Excerpts from an annotation set for layouts:
========================================
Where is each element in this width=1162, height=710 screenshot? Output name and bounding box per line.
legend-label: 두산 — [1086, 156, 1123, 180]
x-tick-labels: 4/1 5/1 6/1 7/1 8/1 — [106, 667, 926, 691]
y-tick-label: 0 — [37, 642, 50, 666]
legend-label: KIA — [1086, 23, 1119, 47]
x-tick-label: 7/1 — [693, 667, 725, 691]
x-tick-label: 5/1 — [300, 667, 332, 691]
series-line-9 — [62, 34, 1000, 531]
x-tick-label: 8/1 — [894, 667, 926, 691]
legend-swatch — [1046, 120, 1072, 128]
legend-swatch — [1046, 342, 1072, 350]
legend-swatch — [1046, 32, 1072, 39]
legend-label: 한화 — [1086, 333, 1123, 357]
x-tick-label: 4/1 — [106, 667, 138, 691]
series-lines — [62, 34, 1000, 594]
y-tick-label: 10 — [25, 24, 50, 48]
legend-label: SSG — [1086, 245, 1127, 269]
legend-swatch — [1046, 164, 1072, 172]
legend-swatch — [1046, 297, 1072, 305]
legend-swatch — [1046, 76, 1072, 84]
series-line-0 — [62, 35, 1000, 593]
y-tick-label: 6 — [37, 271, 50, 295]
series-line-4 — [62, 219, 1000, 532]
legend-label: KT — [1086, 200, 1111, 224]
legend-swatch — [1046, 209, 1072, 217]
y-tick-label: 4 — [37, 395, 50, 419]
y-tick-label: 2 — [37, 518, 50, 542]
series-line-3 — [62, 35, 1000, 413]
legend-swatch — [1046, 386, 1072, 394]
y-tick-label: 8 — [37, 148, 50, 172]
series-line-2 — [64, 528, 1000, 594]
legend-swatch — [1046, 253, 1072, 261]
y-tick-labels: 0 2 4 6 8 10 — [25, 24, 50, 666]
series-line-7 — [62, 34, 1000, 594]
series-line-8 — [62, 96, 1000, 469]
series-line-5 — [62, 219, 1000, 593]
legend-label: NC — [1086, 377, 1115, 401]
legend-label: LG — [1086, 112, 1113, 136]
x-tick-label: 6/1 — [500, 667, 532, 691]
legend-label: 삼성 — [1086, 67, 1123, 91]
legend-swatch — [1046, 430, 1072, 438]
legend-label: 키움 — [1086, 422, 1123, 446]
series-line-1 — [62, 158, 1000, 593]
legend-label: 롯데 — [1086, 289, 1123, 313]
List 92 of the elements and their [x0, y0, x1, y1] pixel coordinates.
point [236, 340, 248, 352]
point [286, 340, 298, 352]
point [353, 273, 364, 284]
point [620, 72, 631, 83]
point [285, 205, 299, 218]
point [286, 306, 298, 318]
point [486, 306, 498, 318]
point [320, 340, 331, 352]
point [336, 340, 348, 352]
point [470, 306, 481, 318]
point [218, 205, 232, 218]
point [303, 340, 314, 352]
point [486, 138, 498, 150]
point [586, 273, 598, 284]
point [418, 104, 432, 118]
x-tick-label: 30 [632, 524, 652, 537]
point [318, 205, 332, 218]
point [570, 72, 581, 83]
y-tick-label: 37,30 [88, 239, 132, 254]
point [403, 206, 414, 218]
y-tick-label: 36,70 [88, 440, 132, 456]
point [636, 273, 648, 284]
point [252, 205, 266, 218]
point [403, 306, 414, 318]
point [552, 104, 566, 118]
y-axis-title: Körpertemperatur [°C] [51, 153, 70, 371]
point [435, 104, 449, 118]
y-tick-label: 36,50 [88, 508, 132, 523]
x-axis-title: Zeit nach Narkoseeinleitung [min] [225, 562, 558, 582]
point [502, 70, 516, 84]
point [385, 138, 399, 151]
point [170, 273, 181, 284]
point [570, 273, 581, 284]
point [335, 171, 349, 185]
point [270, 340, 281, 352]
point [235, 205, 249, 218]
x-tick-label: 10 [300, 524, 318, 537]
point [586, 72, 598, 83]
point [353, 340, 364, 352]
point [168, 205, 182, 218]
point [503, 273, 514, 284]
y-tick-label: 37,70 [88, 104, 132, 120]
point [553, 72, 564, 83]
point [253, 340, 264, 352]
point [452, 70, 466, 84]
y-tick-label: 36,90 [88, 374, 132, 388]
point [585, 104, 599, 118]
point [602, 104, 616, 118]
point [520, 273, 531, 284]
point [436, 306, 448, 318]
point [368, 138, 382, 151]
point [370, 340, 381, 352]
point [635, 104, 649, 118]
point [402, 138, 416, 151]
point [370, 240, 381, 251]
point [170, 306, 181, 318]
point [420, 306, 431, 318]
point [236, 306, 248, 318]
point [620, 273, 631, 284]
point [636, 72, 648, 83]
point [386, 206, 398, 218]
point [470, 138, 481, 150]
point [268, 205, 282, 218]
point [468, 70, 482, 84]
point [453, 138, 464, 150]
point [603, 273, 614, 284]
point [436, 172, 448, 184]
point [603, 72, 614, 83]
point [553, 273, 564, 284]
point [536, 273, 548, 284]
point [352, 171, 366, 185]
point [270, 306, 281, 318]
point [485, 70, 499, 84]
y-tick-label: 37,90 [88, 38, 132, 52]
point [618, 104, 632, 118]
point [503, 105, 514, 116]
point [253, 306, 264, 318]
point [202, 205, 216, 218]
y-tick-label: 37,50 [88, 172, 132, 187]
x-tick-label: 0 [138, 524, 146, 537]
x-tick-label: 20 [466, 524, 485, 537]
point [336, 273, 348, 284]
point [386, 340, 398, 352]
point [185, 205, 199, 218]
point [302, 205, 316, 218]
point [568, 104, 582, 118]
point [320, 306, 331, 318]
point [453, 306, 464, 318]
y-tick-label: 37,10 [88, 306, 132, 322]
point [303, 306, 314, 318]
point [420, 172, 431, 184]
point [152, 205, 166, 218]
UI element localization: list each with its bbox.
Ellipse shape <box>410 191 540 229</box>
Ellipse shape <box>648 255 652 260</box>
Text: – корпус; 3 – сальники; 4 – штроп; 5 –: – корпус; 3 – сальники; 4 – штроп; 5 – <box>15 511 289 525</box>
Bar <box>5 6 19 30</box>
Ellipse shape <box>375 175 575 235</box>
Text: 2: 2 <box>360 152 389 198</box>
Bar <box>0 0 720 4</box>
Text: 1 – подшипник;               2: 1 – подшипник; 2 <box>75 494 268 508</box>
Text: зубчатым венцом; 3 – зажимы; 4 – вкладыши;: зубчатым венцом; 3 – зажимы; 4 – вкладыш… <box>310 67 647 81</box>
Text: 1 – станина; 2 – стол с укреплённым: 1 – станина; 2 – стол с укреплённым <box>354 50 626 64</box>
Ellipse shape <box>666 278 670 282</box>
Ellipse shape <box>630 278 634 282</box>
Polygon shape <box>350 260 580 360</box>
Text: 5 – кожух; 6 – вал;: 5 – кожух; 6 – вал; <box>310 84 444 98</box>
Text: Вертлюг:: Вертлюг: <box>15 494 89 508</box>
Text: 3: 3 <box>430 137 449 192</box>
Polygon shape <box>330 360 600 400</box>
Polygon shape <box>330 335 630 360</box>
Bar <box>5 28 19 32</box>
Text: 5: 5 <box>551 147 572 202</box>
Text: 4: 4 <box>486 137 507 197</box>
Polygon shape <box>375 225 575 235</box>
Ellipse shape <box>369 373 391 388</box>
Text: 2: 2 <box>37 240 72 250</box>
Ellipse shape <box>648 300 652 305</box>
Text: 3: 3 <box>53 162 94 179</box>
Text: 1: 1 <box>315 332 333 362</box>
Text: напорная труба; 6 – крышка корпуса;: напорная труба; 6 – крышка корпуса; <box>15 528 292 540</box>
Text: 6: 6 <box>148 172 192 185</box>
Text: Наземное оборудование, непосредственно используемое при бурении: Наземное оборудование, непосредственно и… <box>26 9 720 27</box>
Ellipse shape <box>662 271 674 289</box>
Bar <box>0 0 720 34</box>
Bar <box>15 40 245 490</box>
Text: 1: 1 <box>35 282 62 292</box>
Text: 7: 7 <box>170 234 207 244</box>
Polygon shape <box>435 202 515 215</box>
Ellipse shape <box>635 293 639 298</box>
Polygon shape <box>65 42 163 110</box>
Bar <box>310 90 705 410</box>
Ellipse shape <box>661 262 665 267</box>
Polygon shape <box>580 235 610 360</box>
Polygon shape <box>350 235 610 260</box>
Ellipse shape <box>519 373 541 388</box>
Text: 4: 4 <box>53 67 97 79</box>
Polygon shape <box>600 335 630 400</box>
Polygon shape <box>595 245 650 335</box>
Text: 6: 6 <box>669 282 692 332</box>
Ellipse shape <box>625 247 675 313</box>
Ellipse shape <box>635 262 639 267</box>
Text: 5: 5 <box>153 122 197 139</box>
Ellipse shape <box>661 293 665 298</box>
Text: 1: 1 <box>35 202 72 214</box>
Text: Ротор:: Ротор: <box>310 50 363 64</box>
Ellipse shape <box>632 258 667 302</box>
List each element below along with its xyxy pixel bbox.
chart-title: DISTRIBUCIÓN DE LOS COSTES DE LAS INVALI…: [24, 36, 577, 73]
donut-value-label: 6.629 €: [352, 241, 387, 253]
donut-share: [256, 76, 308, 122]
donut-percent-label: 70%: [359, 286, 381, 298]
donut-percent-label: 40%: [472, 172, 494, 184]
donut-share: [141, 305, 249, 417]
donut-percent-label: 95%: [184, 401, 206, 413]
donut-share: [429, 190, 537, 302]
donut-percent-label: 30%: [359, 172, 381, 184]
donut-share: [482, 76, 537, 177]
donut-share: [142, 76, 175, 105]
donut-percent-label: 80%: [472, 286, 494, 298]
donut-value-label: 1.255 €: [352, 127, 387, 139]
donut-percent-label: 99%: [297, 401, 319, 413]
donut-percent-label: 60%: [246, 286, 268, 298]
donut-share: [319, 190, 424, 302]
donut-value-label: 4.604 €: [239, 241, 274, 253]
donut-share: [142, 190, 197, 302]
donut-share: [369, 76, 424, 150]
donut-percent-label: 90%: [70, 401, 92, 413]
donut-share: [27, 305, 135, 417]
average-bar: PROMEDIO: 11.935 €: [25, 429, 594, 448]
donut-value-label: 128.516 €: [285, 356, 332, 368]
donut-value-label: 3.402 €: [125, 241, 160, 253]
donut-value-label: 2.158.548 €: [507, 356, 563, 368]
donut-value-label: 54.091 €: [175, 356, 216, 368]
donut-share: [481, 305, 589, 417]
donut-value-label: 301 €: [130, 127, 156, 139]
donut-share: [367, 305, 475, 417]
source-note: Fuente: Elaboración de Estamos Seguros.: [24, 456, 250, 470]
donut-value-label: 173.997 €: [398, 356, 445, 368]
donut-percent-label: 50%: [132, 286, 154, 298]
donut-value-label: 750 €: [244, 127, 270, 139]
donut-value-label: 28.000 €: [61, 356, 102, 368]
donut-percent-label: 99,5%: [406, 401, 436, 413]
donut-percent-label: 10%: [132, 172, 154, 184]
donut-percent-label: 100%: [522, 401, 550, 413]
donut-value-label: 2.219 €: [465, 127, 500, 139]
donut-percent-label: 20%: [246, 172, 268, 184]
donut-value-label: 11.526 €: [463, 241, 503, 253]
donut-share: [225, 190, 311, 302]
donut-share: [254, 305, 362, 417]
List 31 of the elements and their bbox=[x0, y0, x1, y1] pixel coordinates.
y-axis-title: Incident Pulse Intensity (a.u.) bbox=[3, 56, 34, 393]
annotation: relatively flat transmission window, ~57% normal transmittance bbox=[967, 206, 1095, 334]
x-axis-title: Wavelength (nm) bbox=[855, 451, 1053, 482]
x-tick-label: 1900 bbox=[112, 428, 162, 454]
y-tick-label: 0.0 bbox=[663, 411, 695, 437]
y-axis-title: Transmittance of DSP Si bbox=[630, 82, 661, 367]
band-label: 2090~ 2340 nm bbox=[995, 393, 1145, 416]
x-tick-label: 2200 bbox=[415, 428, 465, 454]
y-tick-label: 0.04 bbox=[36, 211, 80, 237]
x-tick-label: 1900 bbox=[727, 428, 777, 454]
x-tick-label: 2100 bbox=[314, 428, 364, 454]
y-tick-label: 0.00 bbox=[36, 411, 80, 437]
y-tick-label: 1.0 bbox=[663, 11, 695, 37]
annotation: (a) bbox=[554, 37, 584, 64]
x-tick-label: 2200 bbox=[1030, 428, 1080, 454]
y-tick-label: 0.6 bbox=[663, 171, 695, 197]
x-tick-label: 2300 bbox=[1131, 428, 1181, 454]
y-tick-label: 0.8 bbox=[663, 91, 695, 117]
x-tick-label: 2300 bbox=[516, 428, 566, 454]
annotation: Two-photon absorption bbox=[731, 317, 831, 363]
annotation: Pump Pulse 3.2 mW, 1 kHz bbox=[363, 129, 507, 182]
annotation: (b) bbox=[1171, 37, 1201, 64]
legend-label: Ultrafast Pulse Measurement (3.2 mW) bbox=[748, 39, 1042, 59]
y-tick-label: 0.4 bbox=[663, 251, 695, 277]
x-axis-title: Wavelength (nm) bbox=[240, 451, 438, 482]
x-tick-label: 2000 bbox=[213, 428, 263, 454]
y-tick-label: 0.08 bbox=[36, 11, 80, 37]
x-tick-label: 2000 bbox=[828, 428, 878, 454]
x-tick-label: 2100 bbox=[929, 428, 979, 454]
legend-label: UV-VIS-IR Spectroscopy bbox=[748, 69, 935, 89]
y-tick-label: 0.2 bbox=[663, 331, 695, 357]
========================================
- [Given task]:
Render the lines from the beginning of the records up to and including the line containing "legend-label: SSG — [1086, 245, 1127, 269]" as a numbered list, omitting any blank lines.

- [Result for this task]:
1. Where is each element in this width=1162, height=710 screenshot? Output name and bounding box per line.
2. legend-label: 두산 — [1086, 156, 1123, 180]
3. x-tick-labels: 4/1 5/1 6/1 7/1 8/1 — [106, 667, 926, 691]
4. y-tick-label: 0 — [37, 642, 50, 666]
5. legend-label: KIA — [1086, 23, 1119, 47]
6. x-tick-label: 7/1 — [693, 667, 725, 691]
7. x-tick-label: 5/1 — [300, 667, 332, 691]
8. series-line-9 — [62, 34, 1000, 531]
9. x-tick-label: 8/1 — [894, 667, 926, 691]
10. legend-swatch — [1046, 120, 1072, 128]
11. legend-swatch — [1046, 342, 1072, 350]
12. legend-swatch — [1046, 32, 1072, 39]
13. legend-label: 한화 — [1086, 333, 1123, 357]
14. x-tick-label: 4/1 — [106, 667, 138, 691]
15. series-lines — [62, 34, 1000, 594]
16. y-tick-label: 10 — [25, 24, 50, 48]
17. legend-label: SSG — [1086, 245, 1127, 269]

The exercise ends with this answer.